# WHAT THIS TASK INVOLVES
Copy out each line below exactly as it appears.

== DATA SHOWN

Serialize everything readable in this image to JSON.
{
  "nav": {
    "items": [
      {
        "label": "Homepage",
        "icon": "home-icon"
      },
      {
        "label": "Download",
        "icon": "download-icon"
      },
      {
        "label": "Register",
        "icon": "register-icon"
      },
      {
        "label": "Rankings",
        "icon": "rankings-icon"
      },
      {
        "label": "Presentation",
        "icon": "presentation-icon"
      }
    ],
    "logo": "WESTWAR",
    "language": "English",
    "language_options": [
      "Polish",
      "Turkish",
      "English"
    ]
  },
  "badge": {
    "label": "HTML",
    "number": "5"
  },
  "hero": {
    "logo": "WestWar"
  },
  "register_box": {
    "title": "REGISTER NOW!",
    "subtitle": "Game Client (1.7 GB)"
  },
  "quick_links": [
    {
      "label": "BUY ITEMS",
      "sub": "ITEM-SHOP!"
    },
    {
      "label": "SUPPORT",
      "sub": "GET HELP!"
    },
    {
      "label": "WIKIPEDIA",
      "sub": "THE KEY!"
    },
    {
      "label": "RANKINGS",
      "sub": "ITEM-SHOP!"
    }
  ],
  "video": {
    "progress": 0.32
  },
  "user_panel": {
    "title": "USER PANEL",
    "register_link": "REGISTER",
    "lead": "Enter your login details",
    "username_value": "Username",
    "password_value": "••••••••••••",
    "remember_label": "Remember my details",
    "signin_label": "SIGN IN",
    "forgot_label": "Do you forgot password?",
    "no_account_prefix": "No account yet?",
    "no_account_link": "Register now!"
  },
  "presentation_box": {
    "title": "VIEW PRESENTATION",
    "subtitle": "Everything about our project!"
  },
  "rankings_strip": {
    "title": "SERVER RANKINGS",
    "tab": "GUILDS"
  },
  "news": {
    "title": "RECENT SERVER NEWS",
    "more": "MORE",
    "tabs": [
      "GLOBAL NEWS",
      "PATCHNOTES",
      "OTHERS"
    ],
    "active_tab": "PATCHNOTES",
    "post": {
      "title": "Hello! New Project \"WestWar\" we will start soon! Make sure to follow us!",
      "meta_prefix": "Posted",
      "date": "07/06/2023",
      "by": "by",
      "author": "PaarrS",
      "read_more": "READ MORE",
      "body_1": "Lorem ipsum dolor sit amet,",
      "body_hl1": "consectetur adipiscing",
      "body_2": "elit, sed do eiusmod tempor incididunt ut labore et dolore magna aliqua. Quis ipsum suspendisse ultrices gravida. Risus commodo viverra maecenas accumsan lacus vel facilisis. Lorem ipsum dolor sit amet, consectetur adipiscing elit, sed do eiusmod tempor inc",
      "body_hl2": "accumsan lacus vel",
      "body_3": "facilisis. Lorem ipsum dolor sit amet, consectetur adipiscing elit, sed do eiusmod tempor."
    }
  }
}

====

# EXPECTED OUTPUT
Serialize everything readable in this image to JSON.
{
  "nav": {
    "items": [
      {
        "label": "Homepage",
        "icon": "home-icon"
      },
      {
        "label": "Download",
        "icon": "download-icon"
      },
      {
        "label": "Register",
        "icon": "register-icon"
      },
      {
        "label": "Rankings",
        "icon": "rankings-icon"
      },
      {
        "label": "Presentation",
        "icon": "presentation-icon"
      }
    ],
    "logo": "WESTWAR",
    "language": "English",
    "language_options": [
      "Polish",
      "Turkish",
      "English"
    ]
  },
  "badge": {
    "label": "HTML",
    "number": "5"
  },
  "hero": {
    "logo": "WestWar"
  },
  "register_box": {
    "title": "REGISTER NOW!",
    "subtitle": "Game Client (1.7 GB)"
  },
  "quick_links": [
    {
      "label": "BUY ITEMS",
      "sub": "ITEM-SHOP!"
    },
    {
      "label": "SUPPORT",
      "sub": "GET HELP!"
    },
    {
      "label": "WIKIPEDIA",
      "sub": "THE KEY!"
    },
    {
      "label": "RANKINGS",
      "sub": "ITEM-SHOP!"
    }
  ],
  "video": {
    "progress": 0.32
  },
  "user_panel": {
    "title": "USER PANEL",
    "register_link": "REGISTER",
    "lead": "Enter your login details",
    "username_value": "Username",
    "password_value": "••••••••••••",
    "remember_label": "Remember my details",
    "signin_label": "SIGN IN",
    "forgot_label": "Do you forgot password?",
    "no_account_prefix": "No account yet?",
    "no_account_link": "Register now!"
  },
  "presentation_box": {
    "title": "VIEW PRESENTATION",
    "subtitle": "Everything about our project!"
  },
  "rankings_strip": {
    "title": "SERVER RANKINGS",
    "tab": "GUILDS"
  },
  "news": {
    "title": "RECENT SERVER NEWS",
    "more": "MORE",
    "tabs": [
      "GLOBAL NEWS",
      "PATCHNOTES",
      "OTHERS"
    ],
    "active_tab": "PATCHNOTES",
    "post": {
      "title": "Hello! New Project \"WestWar\" we will start soon! Make sure to follow us!",
      "meta_prefix": "Posted",
      "date": "07/06/2023",
      "by": "by",
      "author": "PaarrS",
      "read_more": "READ MORE",
      "body_1": "Lorem ipsum dolor sit amet,",
      "body_hl1": "consectetur adipiscing",
      "body_2": "elit, sed do eiusmod tempor incididunt ut labore et dolore magna aliqua. Quis ipsum suspendisse ultrices gravida. Risus commodo viverra maecenas accumsan lacus vel facilisis. Lorem ipsum dolor sit amet, consectetur adipiscing elit, sed do eiusmod tempor inc",
      "body_hl2": "accumsan lacus vel",
      "body_3": "facilisis. Lorem ipsum dolor sit amet, consectetur adipiscing elit, sed do eiusmod tempor."
    }
  }
}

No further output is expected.